TEXT PASSAGE:
--------

Purpose of the Study:

  • To investigate how bacteria modulate protein abundance in response to specific community members.
  • To determine the role of biotic interactions versus abiotic conditions in driving proteomic variation.
  • To assess the impact of these expression shifts on functional redundancy, metabolic complementarity, and community productivity.

Main Methods:

  • Construction of synthetic gut-derived bacterial consortia.
  • Systematic proteomic profiling of individual species within isolate, pairwise, and 4-member communities.
  • Exposure of communities to distinct carbon sources to analyze responses.
  • Main Results:

    • Biotic interactions were identified as the primary drivers of proteomic variation, outweighing abiotic factors.
    • Bacteria exhibited reproducible, partner-specific protein expression shifts in response to other community members.

--------

EXTRACTED MATERIAL:
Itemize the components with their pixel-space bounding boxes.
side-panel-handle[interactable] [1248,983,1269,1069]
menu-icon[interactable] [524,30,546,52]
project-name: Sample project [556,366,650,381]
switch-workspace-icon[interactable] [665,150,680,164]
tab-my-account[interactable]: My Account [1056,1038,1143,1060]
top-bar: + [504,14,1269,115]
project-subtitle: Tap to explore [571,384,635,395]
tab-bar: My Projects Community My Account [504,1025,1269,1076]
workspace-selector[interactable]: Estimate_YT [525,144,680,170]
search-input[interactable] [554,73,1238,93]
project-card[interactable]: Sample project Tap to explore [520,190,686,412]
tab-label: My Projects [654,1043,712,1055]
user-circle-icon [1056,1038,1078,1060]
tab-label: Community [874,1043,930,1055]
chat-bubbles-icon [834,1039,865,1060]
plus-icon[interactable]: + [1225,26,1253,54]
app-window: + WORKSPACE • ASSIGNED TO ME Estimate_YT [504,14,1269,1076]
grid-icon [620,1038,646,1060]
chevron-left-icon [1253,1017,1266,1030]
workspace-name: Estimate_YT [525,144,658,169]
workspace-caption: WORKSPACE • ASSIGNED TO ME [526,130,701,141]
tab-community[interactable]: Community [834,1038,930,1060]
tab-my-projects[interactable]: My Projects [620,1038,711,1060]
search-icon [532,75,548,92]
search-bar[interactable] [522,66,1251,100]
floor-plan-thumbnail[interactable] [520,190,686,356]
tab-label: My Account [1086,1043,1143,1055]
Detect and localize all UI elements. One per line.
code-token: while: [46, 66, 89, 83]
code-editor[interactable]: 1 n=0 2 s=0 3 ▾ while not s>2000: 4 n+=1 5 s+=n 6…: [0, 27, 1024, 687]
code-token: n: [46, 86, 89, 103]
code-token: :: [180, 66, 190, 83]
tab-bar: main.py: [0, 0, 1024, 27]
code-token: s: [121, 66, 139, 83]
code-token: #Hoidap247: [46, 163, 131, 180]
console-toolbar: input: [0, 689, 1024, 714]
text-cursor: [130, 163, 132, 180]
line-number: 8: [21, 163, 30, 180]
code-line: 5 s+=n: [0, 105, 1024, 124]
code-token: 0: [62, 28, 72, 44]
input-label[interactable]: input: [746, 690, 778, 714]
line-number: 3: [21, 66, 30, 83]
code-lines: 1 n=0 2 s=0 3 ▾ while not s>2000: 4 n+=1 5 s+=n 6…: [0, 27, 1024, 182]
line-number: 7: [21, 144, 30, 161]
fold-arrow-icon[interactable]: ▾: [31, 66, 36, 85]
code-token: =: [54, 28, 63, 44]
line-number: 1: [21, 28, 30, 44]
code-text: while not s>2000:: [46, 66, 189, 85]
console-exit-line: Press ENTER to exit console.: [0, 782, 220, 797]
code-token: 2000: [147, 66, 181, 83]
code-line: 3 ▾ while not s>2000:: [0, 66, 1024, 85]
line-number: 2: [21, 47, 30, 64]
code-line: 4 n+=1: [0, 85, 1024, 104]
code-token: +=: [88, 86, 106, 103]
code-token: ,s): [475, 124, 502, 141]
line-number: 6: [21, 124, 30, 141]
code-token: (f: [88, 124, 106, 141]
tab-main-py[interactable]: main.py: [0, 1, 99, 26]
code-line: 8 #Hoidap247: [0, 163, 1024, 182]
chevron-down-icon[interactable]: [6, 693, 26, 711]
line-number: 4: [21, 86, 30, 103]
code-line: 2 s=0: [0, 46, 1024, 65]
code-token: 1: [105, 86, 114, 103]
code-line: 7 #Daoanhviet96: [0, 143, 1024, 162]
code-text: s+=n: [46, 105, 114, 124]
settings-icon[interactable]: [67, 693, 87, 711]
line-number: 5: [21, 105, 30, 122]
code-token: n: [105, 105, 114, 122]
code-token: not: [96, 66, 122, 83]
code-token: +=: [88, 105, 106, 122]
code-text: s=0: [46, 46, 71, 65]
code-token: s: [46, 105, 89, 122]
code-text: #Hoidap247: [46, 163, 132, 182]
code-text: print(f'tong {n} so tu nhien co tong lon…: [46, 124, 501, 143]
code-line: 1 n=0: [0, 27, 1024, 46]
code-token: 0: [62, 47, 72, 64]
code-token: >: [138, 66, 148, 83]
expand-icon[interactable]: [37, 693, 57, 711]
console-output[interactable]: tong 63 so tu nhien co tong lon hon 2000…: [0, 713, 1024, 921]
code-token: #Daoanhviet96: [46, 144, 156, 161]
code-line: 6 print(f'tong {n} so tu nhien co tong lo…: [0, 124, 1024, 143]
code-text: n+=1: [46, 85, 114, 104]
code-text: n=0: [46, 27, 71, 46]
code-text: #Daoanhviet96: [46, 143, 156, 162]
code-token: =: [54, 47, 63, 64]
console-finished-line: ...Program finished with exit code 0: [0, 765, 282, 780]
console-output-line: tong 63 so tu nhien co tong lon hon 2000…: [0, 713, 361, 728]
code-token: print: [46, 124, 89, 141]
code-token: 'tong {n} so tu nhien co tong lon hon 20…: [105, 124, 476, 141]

--------

WORK REQUEST 1: From the study summary, list every community property whose response to the expression shifts the study set out to assess.
WORK REQUEST 2: Continue the study summary from the point where it stops.

EXPECTED OUTPUT 1: functional redundancy; metabolic complementarity; community productivity

EXPECTED OUTPUT 2:
    • These shifts led to a significant reduction in functional overlap between species.
    • Modulation of protein abundance was frequently correlated with increased overall community productivity.

    Conclusions:

    • Gene expression, specifically protein abundance modulation, is a key mechanism by which microbes implement ecological strategies in complex communities.
    • Microbial regulatory plasticity allows for dynamic niche partitioning and stabilization of community structure.
    • Understanding these protein-level responses is crucial for predicting and engineering microbial community function.